Exercise input:
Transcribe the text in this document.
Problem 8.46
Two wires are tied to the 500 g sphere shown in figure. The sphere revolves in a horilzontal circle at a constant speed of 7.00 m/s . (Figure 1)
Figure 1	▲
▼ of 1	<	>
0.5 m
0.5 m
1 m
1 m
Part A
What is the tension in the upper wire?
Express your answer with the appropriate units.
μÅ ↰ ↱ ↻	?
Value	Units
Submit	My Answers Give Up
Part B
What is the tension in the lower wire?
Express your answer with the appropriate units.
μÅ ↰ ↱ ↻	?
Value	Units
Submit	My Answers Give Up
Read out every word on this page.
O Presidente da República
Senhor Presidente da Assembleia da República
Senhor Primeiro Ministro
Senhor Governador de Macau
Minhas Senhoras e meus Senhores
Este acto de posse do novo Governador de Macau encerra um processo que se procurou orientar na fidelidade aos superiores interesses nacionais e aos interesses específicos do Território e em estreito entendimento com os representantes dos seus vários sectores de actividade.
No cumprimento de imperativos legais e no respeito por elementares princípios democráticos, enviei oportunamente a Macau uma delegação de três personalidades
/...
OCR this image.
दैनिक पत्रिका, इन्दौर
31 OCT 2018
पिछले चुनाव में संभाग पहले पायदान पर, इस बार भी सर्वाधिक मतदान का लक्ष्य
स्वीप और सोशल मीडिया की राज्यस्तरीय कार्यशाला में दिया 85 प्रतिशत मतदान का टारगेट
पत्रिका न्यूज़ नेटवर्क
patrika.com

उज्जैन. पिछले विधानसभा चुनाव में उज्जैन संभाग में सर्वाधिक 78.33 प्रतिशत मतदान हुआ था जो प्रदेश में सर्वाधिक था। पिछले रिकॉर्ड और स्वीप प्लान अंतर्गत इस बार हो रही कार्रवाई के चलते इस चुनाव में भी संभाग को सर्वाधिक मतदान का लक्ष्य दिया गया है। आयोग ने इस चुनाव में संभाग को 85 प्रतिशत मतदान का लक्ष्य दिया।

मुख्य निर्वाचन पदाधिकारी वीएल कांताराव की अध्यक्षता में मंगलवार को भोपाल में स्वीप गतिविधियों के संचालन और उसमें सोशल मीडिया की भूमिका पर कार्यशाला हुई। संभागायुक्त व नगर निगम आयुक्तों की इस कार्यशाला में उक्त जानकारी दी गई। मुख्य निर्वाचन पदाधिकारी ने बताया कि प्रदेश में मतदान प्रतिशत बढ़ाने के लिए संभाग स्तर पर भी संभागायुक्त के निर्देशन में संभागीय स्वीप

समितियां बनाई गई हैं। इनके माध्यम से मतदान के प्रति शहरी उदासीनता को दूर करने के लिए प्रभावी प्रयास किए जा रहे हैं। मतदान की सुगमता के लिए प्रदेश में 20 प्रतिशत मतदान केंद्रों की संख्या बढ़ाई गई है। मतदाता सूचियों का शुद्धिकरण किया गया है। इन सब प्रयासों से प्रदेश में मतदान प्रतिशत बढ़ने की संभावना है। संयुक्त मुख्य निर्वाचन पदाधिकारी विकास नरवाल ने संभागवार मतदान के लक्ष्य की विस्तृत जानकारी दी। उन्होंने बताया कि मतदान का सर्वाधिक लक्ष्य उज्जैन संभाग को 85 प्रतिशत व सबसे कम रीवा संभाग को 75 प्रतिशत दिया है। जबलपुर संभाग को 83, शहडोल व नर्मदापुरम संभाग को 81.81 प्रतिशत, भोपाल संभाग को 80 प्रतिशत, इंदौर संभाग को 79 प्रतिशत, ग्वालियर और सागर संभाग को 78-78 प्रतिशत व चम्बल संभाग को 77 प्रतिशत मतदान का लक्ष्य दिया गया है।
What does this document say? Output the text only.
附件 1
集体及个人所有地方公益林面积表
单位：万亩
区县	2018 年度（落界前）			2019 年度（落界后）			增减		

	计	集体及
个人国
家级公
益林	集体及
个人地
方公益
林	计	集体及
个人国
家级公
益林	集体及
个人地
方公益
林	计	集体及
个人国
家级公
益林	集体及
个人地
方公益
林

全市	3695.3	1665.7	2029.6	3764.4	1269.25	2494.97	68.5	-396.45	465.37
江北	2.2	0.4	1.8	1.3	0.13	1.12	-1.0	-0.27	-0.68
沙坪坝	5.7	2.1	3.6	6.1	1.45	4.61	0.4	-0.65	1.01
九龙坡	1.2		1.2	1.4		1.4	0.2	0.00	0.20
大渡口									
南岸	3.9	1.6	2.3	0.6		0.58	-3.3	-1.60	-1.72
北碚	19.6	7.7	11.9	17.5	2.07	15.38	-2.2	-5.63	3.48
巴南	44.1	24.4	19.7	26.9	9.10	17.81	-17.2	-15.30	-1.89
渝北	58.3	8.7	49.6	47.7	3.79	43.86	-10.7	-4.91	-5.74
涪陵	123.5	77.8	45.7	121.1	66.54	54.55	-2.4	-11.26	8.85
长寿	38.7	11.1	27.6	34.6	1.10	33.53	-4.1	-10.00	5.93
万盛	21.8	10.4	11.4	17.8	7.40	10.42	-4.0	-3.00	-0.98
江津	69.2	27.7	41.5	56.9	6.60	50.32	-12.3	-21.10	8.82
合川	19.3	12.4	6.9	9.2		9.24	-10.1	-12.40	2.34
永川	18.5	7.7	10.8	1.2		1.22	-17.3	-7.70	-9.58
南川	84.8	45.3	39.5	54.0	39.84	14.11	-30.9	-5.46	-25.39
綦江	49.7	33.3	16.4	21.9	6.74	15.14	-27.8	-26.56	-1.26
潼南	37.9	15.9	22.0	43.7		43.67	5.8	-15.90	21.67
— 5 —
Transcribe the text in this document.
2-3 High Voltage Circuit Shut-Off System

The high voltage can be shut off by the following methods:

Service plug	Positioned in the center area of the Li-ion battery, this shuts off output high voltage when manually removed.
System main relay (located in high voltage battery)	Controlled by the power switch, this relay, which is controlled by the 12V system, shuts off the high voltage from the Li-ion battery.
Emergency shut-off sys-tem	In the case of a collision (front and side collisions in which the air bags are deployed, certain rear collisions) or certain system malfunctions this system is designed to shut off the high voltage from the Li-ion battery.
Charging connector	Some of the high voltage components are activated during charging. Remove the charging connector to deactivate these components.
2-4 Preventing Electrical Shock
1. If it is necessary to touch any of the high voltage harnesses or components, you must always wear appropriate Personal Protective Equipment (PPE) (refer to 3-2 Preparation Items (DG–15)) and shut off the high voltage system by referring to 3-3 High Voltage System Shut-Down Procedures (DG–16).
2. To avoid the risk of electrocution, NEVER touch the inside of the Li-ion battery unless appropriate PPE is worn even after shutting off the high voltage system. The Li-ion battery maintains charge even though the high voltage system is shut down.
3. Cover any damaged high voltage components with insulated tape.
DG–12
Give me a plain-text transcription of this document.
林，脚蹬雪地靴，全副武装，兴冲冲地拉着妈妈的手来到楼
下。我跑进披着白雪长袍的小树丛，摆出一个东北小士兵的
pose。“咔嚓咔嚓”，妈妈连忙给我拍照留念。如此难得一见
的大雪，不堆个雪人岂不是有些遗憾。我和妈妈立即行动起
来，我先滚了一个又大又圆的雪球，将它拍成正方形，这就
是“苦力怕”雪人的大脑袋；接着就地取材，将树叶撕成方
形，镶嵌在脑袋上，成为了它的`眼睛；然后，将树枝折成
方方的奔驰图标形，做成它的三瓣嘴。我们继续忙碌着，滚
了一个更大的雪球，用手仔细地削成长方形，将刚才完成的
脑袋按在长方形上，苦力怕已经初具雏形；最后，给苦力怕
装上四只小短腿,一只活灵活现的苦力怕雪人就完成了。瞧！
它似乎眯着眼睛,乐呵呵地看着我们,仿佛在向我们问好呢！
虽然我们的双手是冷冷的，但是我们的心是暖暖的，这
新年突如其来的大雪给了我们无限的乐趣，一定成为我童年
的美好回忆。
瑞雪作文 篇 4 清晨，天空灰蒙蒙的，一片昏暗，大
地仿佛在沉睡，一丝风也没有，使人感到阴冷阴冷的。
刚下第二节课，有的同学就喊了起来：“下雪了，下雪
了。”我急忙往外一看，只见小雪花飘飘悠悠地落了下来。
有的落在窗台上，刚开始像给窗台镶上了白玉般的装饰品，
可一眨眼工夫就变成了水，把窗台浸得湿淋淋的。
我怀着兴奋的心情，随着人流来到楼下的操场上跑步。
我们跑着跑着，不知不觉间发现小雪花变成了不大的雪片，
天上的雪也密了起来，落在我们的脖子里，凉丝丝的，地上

Job: Show all lines from the data above in which the word "this" appears.

Correct response:
Transcribe the text in this document.
Read out every word on this page.
OCR this image.
What does this document say? Output the text only.
Transcribe the text in this document.
Service plug	Positioned in the center area of the Li-ion battery, this shuts off output high voltage when manually removed.
System main relay (located in high voltage battery)	Controlled by the power switch, this relay, which is controlled by the 12V system, shuts off the high voltage from the Li-ion battery.
Emergency shut-off sys-tem	In the case of a collision (front and side collisions in which the air bags are deployed, certain rear collisions) or certain system malfunctions this system is designed to shut off the high voltage from the Li-ion battery.
Give me a plain-text transcription of this document.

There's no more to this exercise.